**Task objective:**
Report the count of lines holding "ketentuan" in the records, with no other words.

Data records
^^^^^^^^

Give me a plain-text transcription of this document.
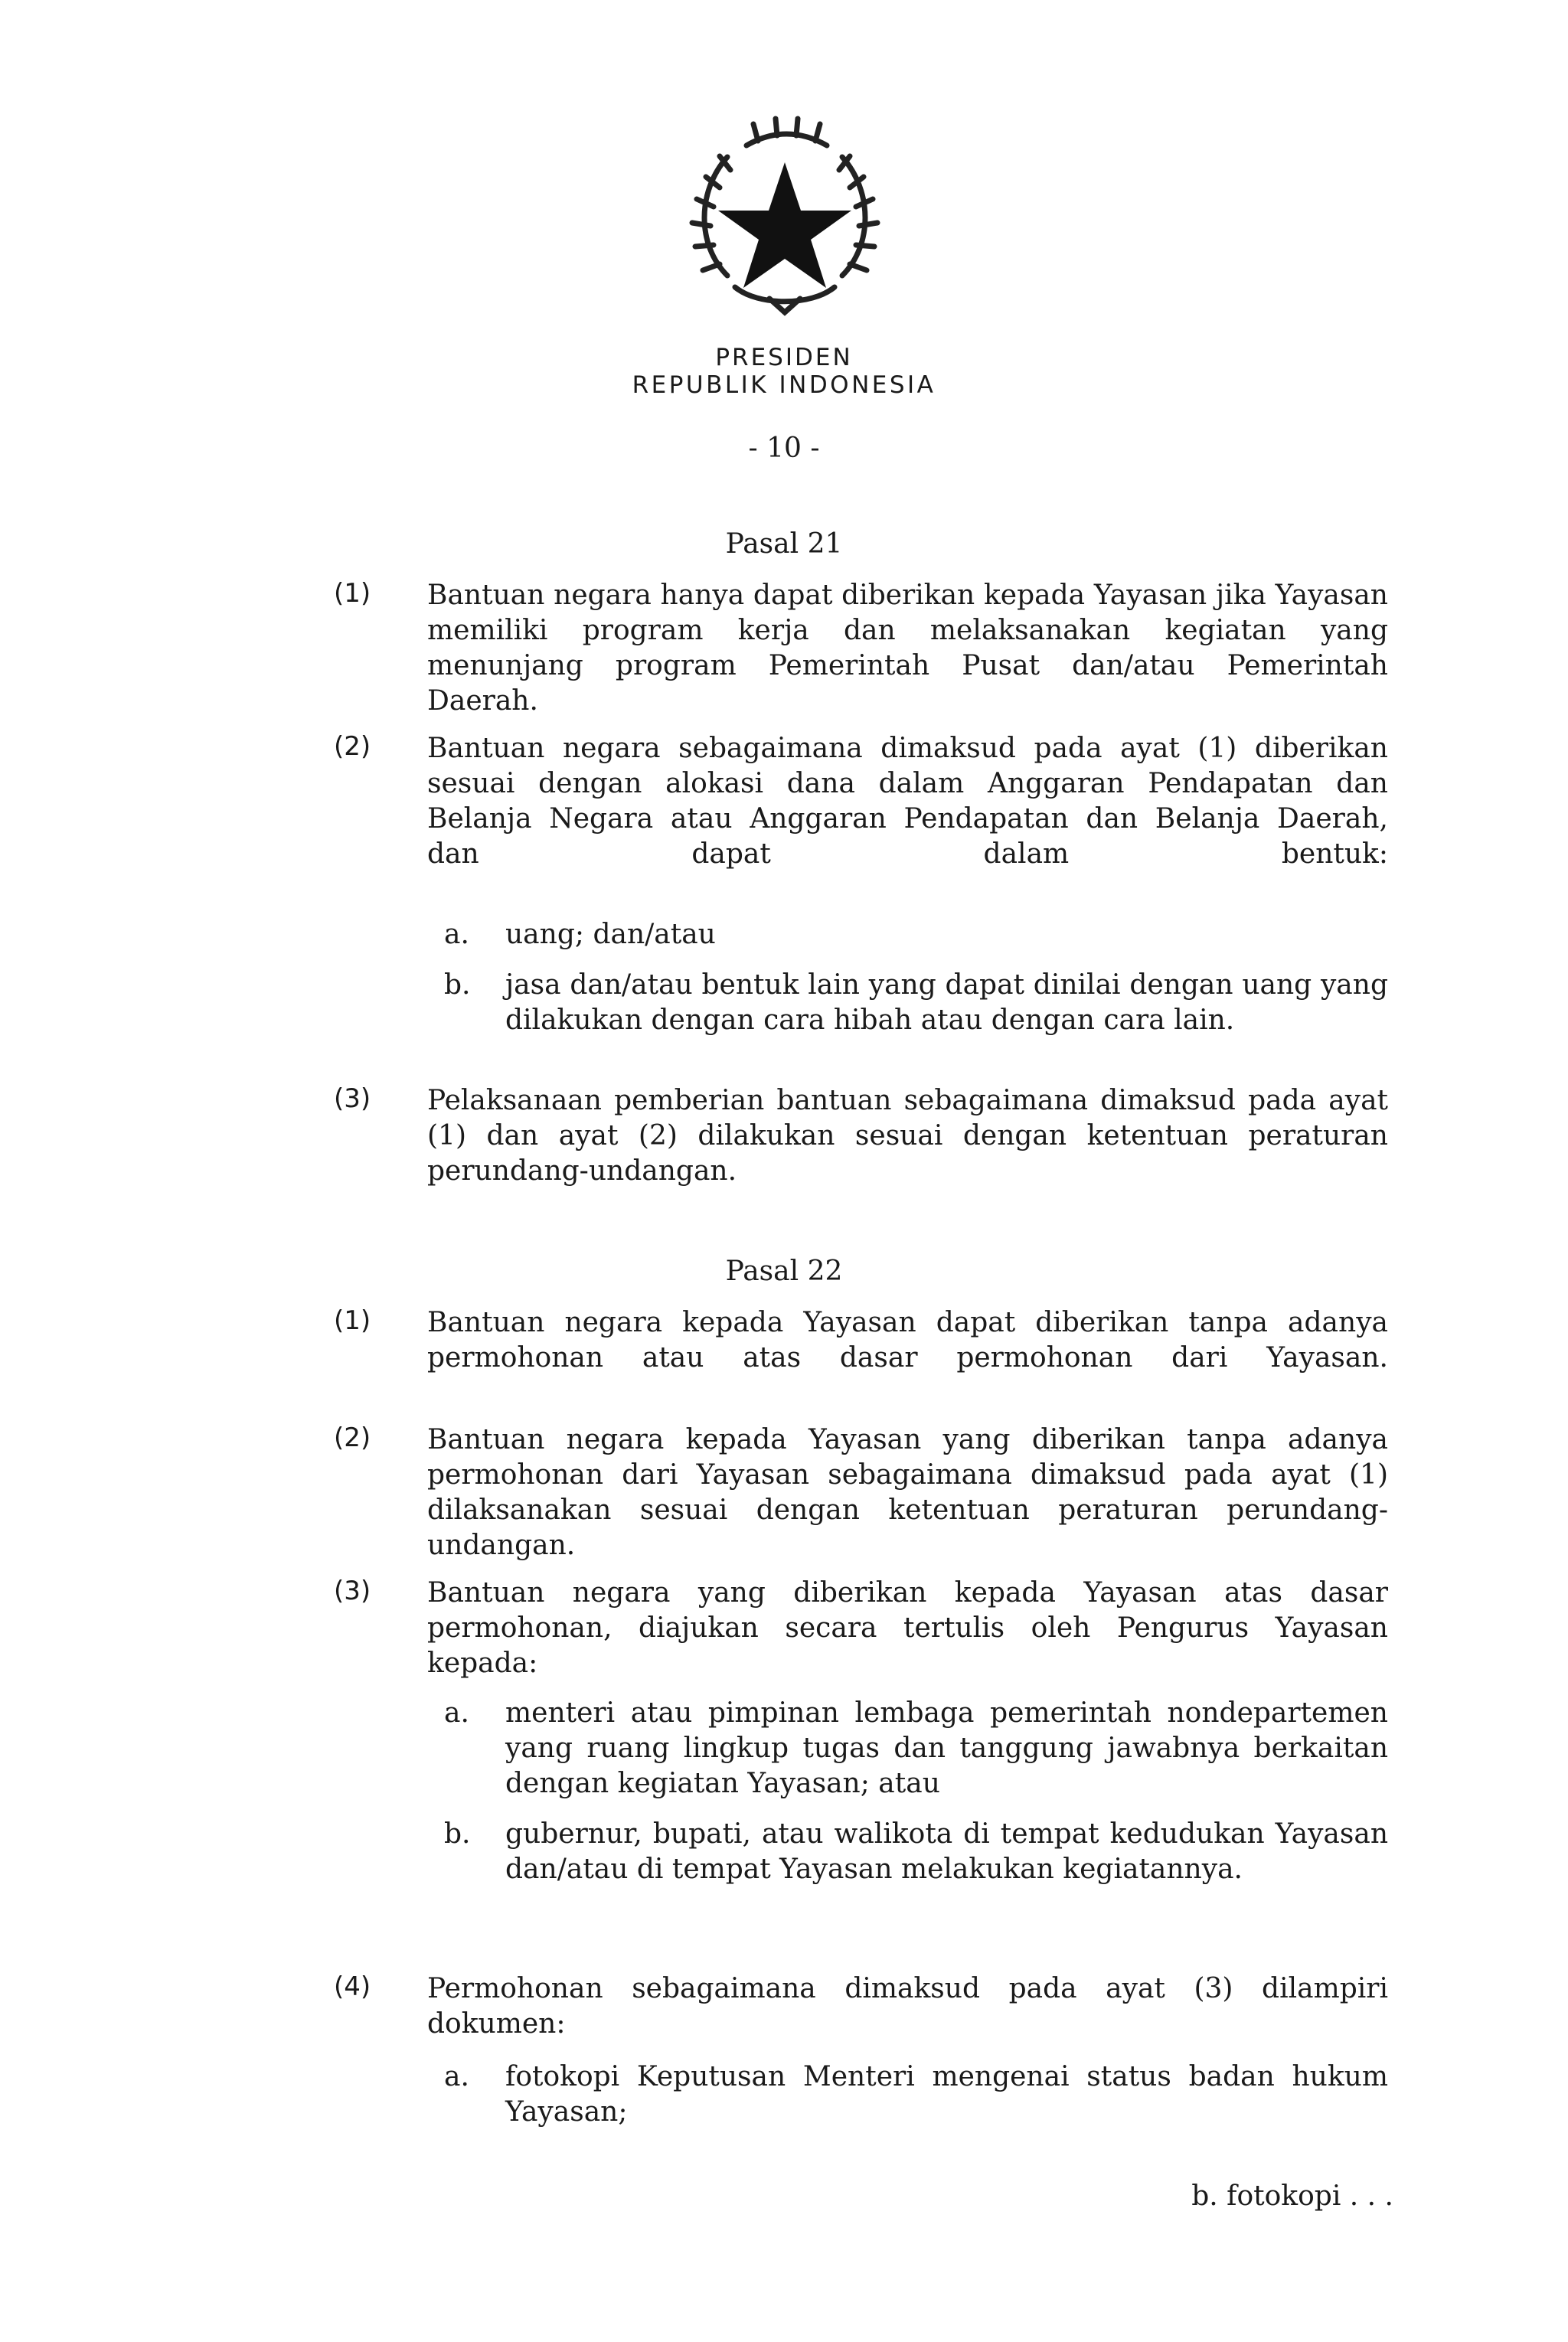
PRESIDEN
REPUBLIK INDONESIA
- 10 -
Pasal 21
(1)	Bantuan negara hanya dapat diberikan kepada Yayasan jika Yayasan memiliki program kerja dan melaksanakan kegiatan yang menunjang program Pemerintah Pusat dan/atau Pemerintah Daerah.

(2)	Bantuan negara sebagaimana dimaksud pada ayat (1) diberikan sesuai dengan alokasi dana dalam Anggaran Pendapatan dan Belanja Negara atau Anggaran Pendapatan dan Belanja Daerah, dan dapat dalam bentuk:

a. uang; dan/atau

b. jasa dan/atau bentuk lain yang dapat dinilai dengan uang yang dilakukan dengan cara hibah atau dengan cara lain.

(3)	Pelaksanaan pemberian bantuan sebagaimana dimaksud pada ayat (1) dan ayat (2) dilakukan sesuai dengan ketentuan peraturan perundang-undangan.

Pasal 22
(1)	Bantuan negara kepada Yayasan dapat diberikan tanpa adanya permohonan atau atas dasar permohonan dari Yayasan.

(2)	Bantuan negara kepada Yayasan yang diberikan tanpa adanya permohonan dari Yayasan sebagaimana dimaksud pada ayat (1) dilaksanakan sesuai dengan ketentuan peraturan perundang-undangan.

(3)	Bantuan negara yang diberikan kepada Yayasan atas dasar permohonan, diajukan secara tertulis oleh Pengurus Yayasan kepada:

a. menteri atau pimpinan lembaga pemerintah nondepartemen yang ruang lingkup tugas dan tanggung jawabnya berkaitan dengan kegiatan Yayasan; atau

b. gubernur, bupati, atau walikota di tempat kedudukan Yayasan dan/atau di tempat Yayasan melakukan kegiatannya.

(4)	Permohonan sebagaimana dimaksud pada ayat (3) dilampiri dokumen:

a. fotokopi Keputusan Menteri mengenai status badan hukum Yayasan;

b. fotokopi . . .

^^^^^^^^

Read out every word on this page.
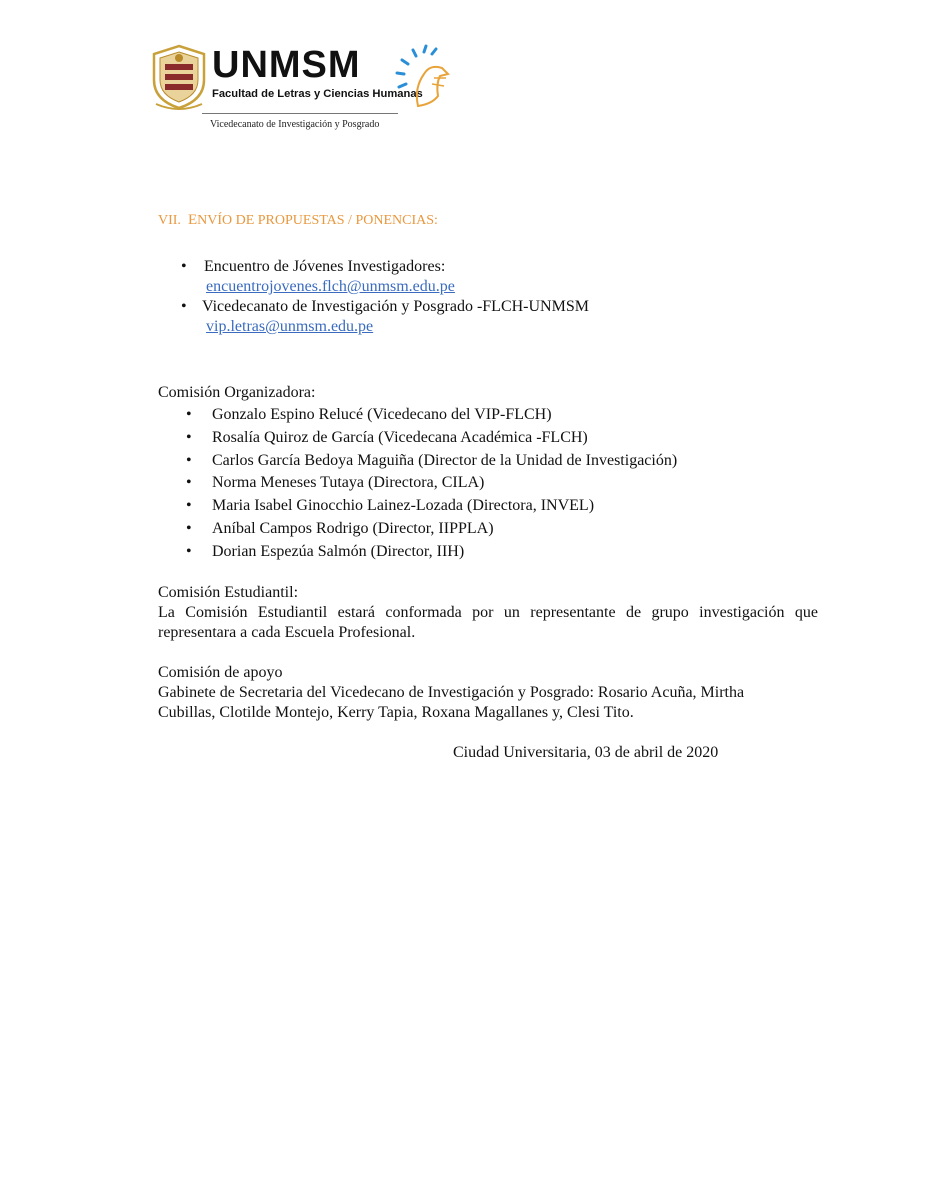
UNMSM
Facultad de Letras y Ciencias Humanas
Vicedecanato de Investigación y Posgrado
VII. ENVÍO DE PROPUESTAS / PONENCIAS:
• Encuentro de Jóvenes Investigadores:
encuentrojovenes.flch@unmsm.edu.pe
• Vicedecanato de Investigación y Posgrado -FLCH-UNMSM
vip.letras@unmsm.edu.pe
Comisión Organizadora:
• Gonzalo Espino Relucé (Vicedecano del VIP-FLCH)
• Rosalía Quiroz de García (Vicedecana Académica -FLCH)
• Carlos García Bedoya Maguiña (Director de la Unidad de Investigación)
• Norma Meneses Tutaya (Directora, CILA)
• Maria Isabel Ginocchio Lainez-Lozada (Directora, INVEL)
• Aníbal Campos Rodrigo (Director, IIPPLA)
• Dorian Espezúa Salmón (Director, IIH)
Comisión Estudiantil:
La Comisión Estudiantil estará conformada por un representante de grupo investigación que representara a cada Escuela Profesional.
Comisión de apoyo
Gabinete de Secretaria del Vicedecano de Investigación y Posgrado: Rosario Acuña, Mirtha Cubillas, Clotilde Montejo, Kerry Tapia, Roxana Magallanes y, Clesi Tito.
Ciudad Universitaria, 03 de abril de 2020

^^^^^^^^

**Full response:**
2